The task: Will you transcribe the entries that follow, exactly and in full?
════
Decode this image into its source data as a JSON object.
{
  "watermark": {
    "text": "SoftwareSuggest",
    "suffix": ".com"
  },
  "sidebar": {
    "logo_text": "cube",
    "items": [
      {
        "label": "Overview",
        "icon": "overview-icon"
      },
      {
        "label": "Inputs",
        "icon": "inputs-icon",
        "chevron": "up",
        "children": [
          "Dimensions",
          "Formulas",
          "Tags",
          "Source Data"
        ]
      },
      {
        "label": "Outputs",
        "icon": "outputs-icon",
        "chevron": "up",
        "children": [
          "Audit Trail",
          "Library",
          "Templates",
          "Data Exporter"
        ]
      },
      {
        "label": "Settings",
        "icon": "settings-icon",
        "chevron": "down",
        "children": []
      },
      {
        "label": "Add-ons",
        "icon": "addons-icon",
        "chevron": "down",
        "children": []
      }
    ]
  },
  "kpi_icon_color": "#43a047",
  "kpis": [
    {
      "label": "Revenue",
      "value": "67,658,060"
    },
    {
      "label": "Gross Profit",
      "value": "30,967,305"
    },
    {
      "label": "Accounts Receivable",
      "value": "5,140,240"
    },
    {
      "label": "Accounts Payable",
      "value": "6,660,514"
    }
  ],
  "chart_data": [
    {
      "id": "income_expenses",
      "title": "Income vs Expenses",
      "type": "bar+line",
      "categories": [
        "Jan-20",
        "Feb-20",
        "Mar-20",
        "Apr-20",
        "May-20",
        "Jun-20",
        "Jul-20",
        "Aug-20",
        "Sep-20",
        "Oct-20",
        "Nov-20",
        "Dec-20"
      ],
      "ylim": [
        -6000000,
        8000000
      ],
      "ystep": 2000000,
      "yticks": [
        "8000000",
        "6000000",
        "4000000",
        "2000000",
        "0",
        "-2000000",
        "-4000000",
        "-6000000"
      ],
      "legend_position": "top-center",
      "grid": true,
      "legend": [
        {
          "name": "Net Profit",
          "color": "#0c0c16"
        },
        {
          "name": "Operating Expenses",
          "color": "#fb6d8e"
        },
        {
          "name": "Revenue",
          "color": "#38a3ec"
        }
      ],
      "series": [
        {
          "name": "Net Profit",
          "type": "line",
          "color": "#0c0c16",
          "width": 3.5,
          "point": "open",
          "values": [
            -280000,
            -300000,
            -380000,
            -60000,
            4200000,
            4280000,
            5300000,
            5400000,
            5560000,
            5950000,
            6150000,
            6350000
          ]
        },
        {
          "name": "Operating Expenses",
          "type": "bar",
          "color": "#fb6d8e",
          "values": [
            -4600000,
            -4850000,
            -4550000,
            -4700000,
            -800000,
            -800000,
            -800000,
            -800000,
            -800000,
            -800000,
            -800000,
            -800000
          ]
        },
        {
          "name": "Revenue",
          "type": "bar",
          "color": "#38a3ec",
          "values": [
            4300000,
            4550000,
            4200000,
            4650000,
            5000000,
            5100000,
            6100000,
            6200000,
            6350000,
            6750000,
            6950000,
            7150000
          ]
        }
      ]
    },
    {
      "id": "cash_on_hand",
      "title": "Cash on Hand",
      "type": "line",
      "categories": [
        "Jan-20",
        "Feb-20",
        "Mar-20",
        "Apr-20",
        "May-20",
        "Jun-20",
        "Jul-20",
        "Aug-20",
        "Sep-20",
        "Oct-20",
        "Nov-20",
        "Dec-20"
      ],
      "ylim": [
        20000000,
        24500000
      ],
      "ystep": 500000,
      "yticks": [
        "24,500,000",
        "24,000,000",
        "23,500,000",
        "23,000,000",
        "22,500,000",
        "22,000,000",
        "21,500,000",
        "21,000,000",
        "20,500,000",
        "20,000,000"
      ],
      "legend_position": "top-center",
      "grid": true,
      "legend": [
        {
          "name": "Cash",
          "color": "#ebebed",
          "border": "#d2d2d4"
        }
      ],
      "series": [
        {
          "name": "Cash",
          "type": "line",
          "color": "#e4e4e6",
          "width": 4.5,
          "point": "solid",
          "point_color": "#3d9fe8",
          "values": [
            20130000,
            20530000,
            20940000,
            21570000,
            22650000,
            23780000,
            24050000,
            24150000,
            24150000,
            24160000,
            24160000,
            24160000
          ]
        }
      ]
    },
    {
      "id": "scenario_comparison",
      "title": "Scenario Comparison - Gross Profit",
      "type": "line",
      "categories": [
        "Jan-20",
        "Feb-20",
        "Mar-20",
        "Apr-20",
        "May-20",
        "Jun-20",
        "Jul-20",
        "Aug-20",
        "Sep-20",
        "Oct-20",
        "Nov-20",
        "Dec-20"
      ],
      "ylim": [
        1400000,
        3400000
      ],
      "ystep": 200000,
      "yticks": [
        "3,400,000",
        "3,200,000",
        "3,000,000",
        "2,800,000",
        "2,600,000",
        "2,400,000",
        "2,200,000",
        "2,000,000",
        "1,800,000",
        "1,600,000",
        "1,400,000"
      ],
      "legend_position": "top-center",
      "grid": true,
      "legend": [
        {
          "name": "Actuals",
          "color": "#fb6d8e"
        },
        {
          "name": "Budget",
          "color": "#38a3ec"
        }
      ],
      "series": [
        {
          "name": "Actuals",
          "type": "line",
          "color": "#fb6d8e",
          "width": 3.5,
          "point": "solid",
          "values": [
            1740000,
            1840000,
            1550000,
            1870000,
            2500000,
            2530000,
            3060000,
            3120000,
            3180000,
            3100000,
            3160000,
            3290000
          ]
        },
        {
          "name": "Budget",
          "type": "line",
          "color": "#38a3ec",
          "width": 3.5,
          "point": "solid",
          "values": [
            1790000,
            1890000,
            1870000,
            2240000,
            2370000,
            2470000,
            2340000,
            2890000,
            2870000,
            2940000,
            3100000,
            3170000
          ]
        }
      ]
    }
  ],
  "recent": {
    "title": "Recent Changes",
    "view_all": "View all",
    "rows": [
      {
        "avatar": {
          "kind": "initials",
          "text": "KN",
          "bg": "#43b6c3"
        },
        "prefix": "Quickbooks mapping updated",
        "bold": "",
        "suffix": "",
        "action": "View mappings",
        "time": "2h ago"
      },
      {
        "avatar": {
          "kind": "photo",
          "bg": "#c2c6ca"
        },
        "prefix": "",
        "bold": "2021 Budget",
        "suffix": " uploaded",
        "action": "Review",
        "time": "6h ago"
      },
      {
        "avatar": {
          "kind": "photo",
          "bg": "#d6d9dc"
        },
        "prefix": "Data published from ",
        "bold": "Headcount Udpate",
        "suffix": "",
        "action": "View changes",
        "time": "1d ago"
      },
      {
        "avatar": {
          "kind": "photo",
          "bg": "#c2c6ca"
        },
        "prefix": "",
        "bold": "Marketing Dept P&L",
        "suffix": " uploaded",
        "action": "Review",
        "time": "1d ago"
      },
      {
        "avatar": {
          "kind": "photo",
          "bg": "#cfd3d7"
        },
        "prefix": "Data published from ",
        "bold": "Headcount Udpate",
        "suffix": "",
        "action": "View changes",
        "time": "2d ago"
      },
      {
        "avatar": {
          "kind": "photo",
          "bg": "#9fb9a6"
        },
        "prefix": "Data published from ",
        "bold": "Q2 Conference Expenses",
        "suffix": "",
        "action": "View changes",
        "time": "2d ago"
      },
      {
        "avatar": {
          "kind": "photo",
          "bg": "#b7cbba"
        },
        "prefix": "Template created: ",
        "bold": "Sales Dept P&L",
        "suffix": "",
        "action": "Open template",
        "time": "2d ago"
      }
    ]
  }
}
════
Correct result:
Decode this image into its source data as a JSON object.
{
  "watermark": {
    "text": "SoftwareSuggest",
    "suffix": ".com"
  },
  "sidebar": {
    "logo_text": "cube",
    "items": [
      {
        "label": "Overview",
        "icon": "overview-icon"
      },
      {
        "label": "Inputs",
        "icon": "inputs-icon",
        "chevron": "up",
        "children": [
          "Dimensions",
          "Formulas",
          "Tags",
          "Source Data"
        ]
      },
      {
        "label": "Outputs",
        "icon": "outputs-icon",
        "chevron": "up",
        "children": [
          "Audit Trail",
          "Library",
          "Templates",
          "Data Exporter"
        ]
      },
      {
        "label": "Settings",
        "icon": "settings-icon",
        "chevron": "down",
        "children": []
      },
      {
        "label": "Add-ons",
        "icon": "addons-icon",
        "chevron": "down",
        "children": []
      }
    ]
  },
  "kpi_icon_color": "#43a047",
  "kpis": [
    {
      "label": "Revenue",
      "value": "67,658,060"
    },
    {
      "label": "Gross Profit",
      "value": "30,967,305"
    },
    {
      "label": "Accounts Receivable",
      "value": "5,140,240"
    },
    {
      "label": "Accounts Payable",
      "value": "6,660,514"
    }
  ],
  "chart_data": [
    {
      "id": "income_expenses",
      "title": "Income vs Expenses",
      "type": "bar+line",
      "categories": [
        "Jan-20",
        "Feb-20",
        "Mar-20",
        "Apr-20",
        "May-20",
        "Jun-20",
        "Jul-20",
        "Aug-20",
        "Sep-20",
        "Oct-20",
        "Nov-20",
        "Dec-20"
      ],
      "ylim": [
        -6000000,
        8000000
      ],
      "ystep": 2000000,
      "yticks": [
        "8000000",
        "6000000",
        "4000000",
        "2000000",
        "0",
        "-2000000",
        "-4000000",
        "-6000000"
      ],
      "legend_position": "top-center",
      "grid": true,
      "legend": [
        {
          "name": "Net Profit",
          "color": "#0c0c16"
        },
        {
          "name": "Operating Expenses",
          "color": "#fb6d8e"
        },
        {
          "name": "Revenue",
          "color": "#38a3ec"
        }
      ],
      "series": [
        {
          "name": "Net Profit",
          "type": "line",
          "color": "#0c0c16",
          "width": 3.5,
          "point": "open",
          "values": [
            -280000,
            -300000,
            -380000,
            -60000,
            4200000,
            4280000,
            5300000,
            5400000,
            5560000,
            5950000,
            6150000,
            6350000
          ]
        },
        {
          "name": "Operating Expenses",
          "type": "bar",
          "color": "#fb6d8e",
          "values": [
            -4600000,
            -4850000,
            -4550000,
            -4700000,
            -800000,
            -800000,
            -800000,
            -800000,
            -800000,
            -800000,
            -800000,
            -800000
          ]
        },
        {
          "name": "Revenue",
          "type": "bar",
          "color": "#38a3ec",
          "values": [
            4300000,
            4550000,
            4200000,
            4650000,
            5000000,
            5100000,
            6100000,
            6200000,
            6350000,
            6750000,
            6950000,
            7150000
          ]
        }
      ]
    },
    {
      "id": "cash_on_hand",
      "title": "Cash on Hand",
      "type": "line",
      "categories": [
        "Jan-20",
        "Feb-20",
        "Mar-20",
        "Apr-20",
        "May-20",
        "Jun-20",
        "Jul-20",
        "Aug-20",
        "Sep-20",
        "Oct-20",
        "Nov-20",
        "Dec-20"
      ],
      "ylim": [
        20000000,
        24500000
      ],
      "ystep": 500000,
      "yticks": [
        "24,500,000",
        "24,000,000",
        "23,500,000",
        "23,000,000",
        "22,500,000",
        "22,000,000",
        "21,500,000",
        "21,000,000",
        "20,500,000",
        "20,000,000"
      ],
      "legend_position": "top-center",
      "grid": true,
      "legend": [
        {
          "name": "Cash",
          "color": "#ebebed",
          "border": "#d2d2d4"
        }
      ],
      "series": [
        {
          "name": "Cash",
          "type": "line",
          "color": "#e4e4e6",
          "width": 4.5,
          "point": "solid",
          "point_color": "#3d9fe8",
          "values": [
            20130000,
            20530000,
            20940000,
            21570000,
            22650000,
            23780000,
            24050000,
            24150000,
            24150000,
            24160000,
            24160000,
            24160000
          ]
        }
      ]
    },
    {
      "id": "scenario_comparison",
      "title": "Scenario Comparison - Gross Profit",
      "type": "line",
      "categories": [
        "Jan-20",
        "Feb-20",
        "Mar-20",
        "Apr-20",
        "May-20",
        "Jun-20",
        "Jul-20",
        "Aug-20",
        "Sep-20",
        "Oct-20",
        "Nov-20",
        "Dec-20"
      ],
      "ylim": [
        1400000,
        3400000
      ],
      "ystep": 200000,
      "yticks": [
        "3,400,000",
        "3,200,000",
        "3,000,000",
        "2,800,000",
        "2,600,000",
        "2,400,000",
        "2,200,000",
        "2,000,000",
        "1,800,000",
        "1,600,000",
        "1,400,000"
      ],
      "legend_position": "top-center",
      "grid": true,
      "legend": [
        {
          "name": "Actuals",
          "color": "#fb6d8e"
        },
        {
          "name": "Budget",
          "color": "#38a3ec"
        }
      ],
      "series": [
        {
          "name": "Actuals",
          "type": "line",
          "color": "#fb6d8e",
          "width": 3.5,
          "point": "solid",
          "values": [
            1740000,
            1840000,
            1550000,
            1870000,
            2500000,
            2530000,
            3060000,
            3120000,
            3180000,
            3100000,
            3160000,
            3290000
          ]
        },
        {
          "name": "Budget",
          "type": "line",
          "color": "#38a3ec",
          "width": 3.5,
          "point": "solid",
          "values": [
            1790000,
            1890000,
            1870000,
            2240000,
            2370000,
            2470000,
            2340000,
            2890000,
            2870000,
            2940000,
            3100000,
            3170000
          ]
        }
      ]
    }
  ],
  "recent": {
    "title": "Recent Changes",
    "view_all": "View all",
    "rows": [
      {
        "avatar": {
          "kind": "initials",
          "text": "KN",
          "bg": "#43b6c3"
        },
        "prefix": "Quickbooks mapping updated",
        "bold": "",
        "suffix": "",
        "action": "View mappings",
        "time": "2h ago"
      },
      {
        "avatar": {
          "kind": "photo",
          "bg": "#c2c6ca"
        },
        "prefix": "",
        "bold": "2021 Budget",
        "suffix": " uploaded",
        "action": "Review",
        "time": "6h ago"
      },
      {
        "avatar": {
          "kind": "photo",
          "bg": "#d6d9dc"
        },
        "prefix": "Data published from ",
        "bold": "Headcount Udpate",
        "suffix": "",
        "action": "View changes",
        "time": "1d ago"
      },
      {
        "avatar": {
          "kind": "photo",
          "bg": "#c2c6ca"
        },
        "prefix": "",
        "bold": "Marketing Dept P&L",
        "suffix": " uploaded",
        "action": "Review",
        "time": "1d ago"
      },
      {
        "avatar": {
          "kind": "photo",
          "bg": "#cfd3d7"
        },
        "prefix": "Data published from ",
        "bold": "Headcount Udpate",
        "suffix": "",
        "action": "View changes",
        "time": "2d ago"
      },
      {
        "avatar": {
          "kind": "photo",
          "bg": "#9fb9a6"
        },
        "prefix": "Data published from ",
        "bold": "Q2 Conference Expenses",
        "suffix": "",
        "action": "View changes",
        "time": "2d ago"
      },
      {
        "avatar": {
          "kind": "photo",
          "bg": "#b7cbba"
        },
        "prefix": "Template created: ",
        "bold": "Sales Dept P&L",
        "suffix": "",
        "action": "Open template",
        "time": "2d ago"
      }
    ]
  }
}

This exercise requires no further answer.